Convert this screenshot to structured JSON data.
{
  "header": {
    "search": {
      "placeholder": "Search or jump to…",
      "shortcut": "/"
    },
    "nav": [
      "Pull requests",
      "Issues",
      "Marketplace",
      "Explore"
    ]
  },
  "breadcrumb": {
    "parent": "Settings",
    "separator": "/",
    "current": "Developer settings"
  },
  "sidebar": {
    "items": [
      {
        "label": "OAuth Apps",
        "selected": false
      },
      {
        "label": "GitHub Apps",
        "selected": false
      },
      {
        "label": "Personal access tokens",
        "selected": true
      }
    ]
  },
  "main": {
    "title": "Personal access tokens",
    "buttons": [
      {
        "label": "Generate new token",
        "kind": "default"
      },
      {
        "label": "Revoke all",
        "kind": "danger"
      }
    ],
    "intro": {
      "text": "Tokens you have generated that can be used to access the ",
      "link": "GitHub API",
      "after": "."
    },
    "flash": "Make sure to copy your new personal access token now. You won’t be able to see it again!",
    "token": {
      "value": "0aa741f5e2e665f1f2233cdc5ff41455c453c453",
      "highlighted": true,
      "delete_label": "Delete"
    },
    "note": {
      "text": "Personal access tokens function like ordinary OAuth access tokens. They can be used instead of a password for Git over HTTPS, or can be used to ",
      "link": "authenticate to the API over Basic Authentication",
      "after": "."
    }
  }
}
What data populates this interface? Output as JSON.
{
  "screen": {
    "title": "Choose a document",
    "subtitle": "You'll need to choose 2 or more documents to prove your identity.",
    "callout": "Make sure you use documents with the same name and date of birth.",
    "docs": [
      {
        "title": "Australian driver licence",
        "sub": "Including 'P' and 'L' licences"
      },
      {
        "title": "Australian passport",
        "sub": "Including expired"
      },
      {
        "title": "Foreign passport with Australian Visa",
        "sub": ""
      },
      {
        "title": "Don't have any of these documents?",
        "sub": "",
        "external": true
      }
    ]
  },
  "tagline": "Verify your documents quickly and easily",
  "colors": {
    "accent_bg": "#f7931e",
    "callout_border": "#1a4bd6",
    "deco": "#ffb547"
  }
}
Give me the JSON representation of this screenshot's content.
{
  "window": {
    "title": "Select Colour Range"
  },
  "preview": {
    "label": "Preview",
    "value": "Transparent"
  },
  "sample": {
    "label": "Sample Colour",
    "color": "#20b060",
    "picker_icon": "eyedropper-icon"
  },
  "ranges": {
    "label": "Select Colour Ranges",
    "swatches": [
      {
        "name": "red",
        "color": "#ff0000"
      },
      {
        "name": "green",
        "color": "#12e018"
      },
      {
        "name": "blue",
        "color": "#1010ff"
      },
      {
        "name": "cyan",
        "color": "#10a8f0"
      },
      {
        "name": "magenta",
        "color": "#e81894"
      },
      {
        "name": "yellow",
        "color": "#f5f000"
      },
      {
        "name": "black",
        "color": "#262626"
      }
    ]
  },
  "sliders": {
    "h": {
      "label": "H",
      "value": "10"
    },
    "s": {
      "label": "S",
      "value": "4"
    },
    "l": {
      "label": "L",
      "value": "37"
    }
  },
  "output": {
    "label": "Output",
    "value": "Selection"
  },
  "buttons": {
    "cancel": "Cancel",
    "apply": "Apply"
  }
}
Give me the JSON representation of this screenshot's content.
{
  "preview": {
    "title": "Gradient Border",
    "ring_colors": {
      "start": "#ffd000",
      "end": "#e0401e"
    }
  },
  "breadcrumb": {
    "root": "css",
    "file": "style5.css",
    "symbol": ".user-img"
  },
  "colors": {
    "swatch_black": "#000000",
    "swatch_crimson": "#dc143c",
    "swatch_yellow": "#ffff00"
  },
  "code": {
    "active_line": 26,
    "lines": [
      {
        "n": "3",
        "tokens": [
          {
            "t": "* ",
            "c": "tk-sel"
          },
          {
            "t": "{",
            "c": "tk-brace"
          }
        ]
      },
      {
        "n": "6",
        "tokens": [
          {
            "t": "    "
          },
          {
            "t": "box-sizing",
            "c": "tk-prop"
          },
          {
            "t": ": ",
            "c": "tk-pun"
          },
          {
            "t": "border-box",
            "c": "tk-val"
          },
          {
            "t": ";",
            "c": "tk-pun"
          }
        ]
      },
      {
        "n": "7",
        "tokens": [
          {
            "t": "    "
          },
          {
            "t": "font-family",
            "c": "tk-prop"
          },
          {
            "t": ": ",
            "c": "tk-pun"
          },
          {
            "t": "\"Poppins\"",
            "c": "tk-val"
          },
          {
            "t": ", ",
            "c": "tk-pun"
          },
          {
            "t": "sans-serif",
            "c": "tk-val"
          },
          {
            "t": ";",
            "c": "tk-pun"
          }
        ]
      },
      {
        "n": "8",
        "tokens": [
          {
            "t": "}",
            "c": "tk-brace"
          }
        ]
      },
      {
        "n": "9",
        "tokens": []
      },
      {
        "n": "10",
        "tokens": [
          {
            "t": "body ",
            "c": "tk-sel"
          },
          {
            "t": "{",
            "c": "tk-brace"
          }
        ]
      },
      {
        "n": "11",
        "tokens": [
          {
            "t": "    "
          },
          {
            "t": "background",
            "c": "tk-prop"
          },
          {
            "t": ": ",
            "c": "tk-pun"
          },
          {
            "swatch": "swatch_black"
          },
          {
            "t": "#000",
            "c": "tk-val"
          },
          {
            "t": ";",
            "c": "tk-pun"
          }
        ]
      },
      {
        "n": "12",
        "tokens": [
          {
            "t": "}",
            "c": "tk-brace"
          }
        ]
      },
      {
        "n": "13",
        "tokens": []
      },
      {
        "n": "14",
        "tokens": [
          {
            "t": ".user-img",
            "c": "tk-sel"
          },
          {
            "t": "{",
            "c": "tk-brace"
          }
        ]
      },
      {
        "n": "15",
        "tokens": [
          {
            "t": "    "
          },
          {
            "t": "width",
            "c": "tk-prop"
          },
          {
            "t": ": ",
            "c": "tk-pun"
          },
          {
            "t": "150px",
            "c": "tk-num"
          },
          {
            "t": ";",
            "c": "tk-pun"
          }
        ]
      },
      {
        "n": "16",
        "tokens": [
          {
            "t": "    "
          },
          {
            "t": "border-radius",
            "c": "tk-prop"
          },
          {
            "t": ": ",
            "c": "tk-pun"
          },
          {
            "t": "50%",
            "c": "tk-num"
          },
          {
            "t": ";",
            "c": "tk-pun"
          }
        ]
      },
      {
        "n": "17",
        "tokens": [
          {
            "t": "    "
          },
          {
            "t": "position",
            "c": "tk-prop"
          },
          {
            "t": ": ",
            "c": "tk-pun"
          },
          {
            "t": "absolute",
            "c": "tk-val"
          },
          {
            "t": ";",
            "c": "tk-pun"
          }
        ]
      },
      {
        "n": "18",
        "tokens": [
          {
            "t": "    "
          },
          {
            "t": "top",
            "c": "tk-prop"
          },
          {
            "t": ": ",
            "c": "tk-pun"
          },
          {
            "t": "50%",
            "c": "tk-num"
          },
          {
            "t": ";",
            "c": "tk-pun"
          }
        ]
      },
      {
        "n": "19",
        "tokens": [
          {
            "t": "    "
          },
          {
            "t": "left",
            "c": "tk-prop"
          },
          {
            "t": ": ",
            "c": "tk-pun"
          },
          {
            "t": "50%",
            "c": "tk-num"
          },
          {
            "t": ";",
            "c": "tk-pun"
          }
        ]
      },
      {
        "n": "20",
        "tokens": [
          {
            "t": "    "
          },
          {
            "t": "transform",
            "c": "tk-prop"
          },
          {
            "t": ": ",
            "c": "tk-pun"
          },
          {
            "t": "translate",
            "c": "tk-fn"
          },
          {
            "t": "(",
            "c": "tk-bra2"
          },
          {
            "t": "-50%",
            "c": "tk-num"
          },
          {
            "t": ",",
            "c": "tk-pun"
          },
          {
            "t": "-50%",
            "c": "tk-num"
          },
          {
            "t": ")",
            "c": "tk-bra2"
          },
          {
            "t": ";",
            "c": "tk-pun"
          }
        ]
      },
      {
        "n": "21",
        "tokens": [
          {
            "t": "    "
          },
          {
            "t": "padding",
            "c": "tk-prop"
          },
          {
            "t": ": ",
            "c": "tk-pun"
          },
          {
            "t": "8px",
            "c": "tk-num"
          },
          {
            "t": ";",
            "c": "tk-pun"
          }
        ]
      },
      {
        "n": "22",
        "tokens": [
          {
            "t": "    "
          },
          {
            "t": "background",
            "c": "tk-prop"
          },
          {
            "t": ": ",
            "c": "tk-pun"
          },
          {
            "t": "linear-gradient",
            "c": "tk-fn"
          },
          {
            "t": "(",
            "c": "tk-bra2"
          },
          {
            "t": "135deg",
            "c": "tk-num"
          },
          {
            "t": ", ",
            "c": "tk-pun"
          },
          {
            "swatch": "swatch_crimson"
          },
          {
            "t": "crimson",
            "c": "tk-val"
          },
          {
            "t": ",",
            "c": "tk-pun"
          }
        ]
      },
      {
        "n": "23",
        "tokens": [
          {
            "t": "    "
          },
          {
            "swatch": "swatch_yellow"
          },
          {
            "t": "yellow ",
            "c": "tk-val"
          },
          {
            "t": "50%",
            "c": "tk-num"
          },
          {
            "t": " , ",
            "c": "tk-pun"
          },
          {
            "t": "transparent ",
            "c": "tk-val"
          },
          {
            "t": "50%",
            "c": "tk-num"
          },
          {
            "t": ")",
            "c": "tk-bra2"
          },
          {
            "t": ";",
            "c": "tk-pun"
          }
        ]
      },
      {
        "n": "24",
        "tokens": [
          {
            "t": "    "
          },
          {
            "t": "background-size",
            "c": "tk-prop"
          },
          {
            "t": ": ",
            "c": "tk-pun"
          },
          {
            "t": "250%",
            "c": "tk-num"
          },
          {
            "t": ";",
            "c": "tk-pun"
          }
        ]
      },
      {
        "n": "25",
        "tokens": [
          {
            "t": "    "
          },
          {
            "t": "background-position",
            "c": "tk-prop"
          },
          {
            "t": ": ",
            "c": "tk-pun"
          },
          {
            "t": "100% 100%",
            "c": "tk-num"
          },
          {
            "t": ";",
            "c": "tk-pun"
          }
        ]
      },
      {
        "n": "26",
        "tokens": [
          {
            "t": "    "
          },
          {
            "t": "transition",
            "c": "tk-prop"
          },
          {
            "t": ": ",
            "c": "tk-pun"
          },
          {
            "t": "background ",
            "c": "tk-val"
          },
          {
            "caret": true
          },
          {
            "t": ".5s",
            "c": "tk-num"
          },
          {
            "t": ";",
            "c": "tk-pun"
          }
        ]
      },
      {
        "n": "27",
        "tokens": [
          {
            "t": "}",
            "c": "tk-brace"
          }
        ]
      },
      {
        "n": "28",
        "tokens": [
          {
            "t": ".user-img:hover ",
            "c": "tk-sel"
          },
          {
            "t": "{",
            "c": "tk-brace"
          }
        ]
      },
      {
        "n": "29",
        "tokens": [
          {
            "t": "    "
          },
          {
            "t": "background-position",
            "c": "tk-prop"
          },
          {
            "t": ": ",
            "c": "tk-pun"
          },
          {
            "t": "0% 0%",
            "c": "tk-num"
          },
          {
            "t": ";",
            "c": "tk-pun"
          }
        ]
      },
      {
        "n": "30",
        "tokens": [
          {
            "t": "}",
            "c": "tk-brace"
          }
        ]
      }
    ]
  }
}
────────────────
Exercise prompt: List every line above containing the word "JSON".

Expected answer:
Convert this screenshot to structured JSON data.
What data populates this interface? Output as JSON.
Give me the JSON representation of this screenshot's content.
Give me the JSON representation of this screenshot's content.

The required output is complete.